■ The task: Select the lines that contain "this" and copy each of them.

■ Supplied material:
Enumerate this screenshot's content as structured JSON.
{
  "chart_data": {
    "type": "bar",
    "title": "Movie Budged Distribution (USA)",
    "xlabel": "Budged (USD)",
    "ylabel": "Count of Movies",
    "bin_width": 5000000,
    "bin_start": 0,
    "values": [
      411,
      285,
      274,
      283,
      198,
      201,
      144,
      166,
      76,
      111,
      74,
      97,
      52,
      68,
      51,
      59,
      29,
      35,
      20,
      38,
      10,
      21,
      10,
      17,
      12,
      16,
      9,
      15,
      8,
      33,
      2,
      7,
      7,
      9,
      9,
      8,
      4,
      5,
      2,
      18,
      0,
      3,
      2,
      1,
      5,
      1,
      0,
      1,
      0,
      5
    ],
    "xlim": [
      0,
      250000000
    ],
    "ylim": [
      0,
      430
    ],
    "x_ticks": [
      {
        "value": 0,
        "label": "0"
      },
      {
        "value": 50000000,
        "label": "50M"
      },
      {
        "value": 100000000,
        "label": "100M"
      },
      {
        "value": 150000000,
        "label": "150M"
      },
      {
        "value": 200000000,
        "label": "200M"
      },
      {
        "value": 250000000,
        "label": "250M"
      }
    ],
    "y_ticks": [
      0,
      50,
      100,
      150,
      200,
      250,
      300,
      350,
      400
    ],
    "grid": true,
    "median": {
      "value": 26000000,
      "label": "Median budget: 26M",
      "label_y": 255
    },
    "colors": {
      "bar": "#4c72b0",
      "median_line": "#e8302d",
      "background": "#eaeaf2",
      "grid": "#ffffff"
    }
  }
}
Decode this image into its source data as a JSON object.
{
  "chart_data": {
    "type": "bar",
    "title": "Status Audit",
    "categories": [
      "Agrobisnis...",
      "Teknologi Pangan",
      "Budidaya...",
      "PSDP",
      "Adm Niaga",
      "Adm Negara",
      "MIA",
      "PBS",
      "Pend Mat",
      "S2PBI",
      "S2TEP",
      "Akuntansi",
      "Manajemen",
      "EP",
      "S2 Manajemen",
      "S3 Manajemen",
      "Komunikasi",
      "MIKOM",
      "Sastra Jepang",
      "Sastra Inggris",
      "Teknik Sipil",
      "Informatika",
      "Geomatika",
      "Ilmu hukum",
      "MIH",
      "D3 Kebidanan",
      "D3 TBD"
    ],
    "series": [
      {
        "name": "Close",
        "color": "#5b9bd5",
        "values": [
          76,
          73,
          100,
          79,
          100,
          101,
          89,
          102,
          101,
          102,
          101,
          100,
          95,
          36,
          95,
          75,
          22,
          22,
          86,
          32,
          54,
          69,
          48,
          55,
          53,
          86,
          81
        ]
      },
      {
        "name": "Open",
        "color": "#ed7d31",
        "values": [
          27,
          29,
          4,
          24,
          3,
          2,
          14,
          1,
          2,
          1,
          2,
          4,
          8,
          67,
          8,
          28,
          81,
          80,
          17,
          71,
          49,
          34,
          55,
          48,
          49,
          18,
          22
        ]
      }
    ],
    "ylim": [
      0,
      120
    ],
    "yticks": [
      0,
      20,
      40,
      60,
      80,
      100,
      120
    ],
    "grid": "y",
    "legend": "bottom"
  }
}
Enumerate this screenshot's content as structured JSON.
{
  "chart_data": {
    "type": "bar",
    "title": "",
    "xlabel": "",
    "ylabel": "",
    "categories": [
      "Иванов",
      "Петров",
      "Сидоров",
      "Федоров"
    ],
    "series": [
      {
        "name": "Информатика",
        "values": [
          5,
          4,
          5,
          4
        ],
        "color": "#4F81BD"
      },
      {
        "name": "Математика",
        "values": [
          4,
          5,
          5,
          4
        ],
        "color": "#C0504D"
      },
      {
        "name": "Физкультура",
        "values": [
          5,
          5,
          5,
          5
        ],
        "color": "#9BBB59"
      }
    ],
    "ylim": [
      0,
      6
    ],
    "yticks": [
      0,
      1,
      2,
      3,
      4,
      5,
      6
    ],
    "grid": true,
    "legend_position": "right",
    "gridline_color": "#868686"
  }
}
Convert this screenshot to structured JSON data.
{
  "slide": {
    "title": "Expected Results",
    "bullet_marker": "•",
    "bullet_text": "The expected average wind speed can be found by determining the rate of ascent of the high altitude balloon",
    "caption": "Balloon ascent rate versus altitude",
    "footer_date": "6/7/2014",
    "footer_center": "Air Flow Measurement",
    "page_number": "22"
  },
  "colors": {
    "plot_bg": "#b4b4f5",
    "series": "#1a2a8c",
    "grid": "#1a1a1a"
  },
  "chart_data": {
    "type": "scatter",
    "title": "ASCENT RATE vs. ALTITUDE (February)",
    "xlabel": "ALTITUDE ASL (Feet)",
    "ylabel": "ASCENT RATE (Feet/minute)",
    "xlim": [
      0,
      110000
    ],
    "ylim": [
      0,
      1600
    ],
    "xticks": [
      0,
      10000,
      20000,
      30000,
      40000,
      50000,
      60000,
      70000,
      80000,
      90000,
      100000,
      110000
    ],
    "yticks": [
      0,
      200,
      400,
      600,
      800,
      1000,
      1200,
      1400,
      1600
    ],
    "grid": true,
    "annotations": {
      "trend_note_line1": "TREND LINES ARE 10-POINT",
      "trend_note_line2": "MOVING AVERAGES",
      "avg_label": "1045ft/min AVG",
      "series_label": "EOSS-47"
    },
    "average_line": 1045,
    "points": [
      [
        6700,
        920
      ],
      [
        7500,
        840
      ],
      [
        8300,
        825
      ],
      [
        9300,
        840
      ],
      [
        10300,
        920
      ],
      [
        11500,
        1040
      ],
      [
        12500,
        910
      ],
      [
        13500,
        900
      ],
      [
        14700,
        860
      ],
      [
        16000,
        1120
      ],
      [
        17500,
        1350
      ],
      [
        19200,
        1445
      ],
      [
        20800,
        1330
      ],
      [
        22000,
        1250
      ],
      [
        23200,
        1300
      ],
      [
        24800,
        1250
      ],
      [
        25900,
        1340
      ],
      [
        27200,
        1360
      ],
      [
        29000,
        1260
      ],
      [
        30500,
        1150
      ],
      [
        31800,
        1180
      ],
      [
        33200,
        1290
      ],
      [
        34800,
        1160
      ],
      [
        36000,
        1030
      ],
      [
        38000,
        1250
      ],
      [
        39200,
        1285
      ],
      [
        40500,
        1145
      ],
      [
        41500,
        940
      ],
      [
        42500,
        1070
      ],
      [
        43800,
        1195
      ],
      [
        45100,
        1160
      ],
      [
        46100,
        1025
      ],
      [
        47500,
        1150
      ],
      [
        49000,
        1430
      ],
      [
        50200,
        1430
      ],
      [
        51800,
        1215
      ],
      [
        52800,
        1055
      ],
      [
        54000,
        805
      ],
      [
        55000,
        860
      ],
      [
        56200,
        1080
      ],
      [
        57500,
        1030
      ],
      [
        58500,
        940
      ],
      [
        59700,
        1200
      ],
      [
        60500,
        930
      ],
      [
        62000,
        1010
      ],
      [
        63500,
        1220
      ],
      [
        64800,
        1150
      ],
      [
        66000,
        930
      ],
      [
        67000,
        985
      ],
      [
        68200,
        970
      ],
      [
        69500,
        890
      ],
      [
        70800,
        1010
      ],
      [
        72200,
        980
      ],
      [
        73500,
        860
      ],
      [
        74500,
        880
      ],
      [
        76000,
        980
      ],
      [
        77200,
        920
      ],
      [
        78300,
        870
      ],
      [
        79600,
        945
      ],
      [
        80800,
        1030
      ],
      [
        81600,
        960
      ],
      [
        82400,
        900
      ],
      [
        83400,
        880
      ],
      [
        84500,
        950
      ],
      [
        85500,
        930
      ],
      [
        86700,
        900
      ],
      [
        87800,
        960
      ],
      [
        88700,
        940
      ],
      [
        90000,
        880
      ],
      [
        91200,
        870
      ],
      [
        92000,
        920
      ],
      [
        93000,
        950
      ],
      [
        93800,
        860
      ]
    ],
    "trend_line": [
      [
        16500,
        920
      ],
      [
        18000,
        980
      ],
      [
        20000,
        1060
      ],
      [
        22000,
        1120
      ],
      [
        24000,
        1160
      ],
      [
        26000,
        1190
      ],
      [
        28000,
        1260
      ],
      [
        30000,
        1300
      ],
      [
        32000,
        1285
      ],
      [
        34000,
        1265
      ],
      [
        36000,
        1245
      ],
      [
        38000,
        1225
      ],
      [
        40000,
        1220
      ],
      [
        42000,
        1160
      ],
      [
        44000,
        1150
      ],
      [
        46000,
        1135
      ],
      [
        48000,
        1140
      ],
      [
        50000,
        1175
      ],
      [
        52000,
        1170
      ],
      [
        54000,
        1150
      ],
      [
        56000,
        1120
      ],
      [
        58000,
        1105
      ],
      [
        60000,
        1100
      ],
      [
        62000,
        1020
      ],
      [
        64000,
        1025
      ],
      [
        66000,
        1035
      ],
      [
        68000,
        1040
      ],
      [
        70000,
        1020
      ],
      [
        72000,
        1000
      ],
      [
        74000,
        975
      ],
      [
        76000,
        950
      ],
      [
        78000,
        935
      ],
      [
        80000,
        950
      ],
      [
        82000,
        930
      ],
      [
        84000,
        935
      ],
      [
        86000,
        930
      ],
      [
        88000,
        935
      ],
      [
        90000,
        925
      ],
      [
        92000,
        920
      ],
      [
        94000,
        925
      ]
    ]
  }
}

■ Result below:
Enumerate this screenshot's content as structured JSON.
Decode this image into its source data as a JSON object.
Enumerate this screenshot's content as structured JSON.
Convert this screenshot to structured JSON data.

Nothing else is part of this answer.